### YOUR INSTRUCTIONS
The listing below should be printed exactly, every line of it. Skip the pictures.

* * * * * * * * *

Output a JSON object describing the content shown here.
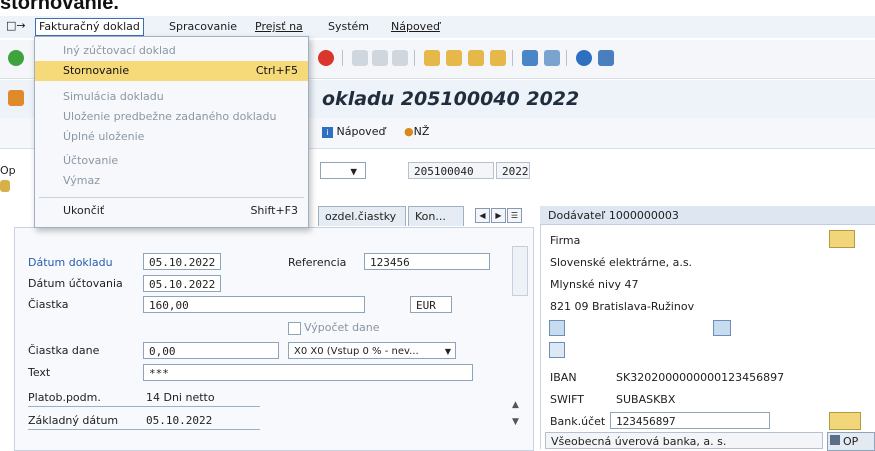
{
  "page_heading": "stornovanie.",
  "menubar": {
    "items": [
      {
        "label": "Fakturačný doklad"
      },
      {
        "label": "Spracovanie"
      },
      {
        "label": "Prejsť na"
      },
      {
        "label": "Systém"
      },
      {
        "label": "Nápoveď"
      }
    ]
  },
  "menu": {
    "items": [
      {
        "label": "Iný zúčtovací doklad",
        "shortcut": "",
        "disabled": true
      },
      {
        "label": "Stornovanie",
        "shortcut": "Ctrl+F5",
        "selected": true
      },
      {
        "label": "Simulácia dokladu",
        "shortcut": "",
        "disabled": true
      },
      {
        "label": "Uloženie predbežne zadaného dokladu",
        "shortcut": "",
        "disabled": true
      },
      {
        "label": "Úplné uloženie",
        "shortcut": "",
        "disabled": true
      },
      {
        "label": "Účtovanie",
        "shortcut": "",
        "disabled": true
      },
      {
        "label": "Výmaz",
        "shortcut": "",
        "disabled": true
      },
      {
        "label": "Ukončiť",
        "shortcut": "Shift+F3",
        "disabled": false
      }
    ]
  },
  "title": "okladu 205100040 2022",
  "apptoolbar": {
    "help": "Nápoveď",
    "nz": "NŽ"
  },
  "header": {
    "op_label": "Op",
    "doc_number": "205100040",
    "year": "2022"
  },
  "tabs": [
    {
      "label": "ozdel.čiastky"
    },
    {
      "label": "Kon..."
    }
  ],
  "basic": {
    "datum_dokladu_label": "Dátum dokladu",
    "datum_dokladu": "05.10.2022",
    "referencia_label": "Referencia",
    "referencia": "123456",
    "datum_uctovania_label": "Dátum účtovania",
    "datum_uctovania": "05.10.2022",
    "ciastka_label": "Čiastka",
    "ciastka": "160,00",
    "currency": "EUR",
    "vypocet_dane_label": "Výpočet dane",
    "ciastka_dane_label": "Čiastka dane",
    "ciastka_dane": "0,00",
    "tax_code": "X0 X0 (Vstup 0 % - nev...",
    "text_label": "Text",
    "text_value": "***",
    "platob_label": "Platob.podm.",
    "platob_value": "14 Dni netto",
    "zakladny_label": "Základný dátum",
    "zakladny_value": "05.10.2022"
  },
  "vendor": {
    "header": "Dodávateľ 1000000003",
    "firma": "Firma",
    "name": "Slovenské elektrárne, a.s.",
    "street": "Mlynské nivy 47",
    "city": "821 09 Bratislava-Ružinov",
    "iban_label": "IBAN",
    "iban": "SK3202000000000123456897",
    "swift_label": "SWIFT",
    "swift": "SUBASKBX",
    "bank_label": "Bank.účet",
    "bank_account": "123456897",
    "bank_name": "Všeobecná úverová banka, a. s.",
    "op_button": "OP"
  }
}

* * * * * * * * *

### RESULT
Output a JSON object describing the content shown here.
{
  "page_heading": "stornovanie.",
  "menubar": {
    "items": [
      {
        "label": "Fakturačný doklad"
      },
      {
        "label": "Spracovanie"
      },
      {
        "label": "Prejsť na"
      },
      {
        "label": "Systém"
      },
      {
        "label": "Nápoveď"
      }
    ]
  },
  "menu": {
    "items": [
      {
        "label": "Iný zúčtovací doklad",
        "shortcut": "",
        "disabled": true
      },
      {
        "label": "Stornovanie",
        "shortcut": "Ctrl+F5",
        "selected": true
      },
      {
        "label": "Simulácia dokladu",
        "shortcut": "",
        "disabled": true
      },
      {
        "label": "Uloženie predbežne zadaného dokladu",
        "shortcut": "",
        "disabled": true
      },
      {
        "label": "Úplné uloženie",
        "shortcut": "",
        "disabled": true
      },
      {
        "label": "Účtovanie",
        "shortcut": "",
        "disabled": true
      },
      {
        "label": "Výmaz",
        "shortcut": "",
        "disabled": true
      },
      {
        "label": "Ukončiť",
        "shortcut": "Shift+F3",
        "disabled": false
      }
    ]
  },
  "title": "okladu 205100040 2022",
  "apptoolbar": {
    "help": "Nápoveď",
    "nz": "NŽ"
  },
  "header": {
    "op_label": "Op",
    "doc_number": "205100040",
    "year": "2022"
  },
  "tabs": [
    {
      "label": "ozdel.čiastky"
    },
    {
      "label": "Kon..."
    }
  ],
  "basic": {
    "datum_dokladu_label": "Dátum dokladu",
    "datum_dokladu": "05.10.2022",
    "referencia_label": "Referencia",
    "referencia": "123456",
    "datum_uctovania_label": "Dátum účtovania",
    "datum_uctovania": "05.10.2022",
    "ciastka_label": "Čiastka",
    "ciastka": "160,00",
    "currency": "EUR",
    "vypocet_dane_label": "Výpočet dane",
    "ciastka_dane_label": "Čiastka dane",
    "ciastka_dane": "0,00",
    "tax_code": "X0 X0 (Vstup 0 % - nev...",
    "text_label": "Text",
    "text_value": "***",
    "platob_label": "Platob.podm.",
    "platob_value": "14 Dni netto",
    "zakladny_label": "Základný dátum",
    "zakladny_value": "05.10.2022"
  },
  "vendor": {
    "header": "Dodávateľ 1000000003",
    "firma": "Firma",
    "name": "Slovenské elektrárne, a.s.",
    "street": "Mlynské nivy 47",
    "city": "821 09 Bratislava-Ružinov",
    "iban_label": "IBAN",
    "iban": "SK3202000000000123456897",
    "swift_label": "SWIFT",
    "swift": "SUBASKBX",
    "bank_label": "Bank.účet",
    "bank_account": "123456897",
    "bank_name": "Všeobecná úverová banka, a. s.",
    "op_button": "OP"
  }
}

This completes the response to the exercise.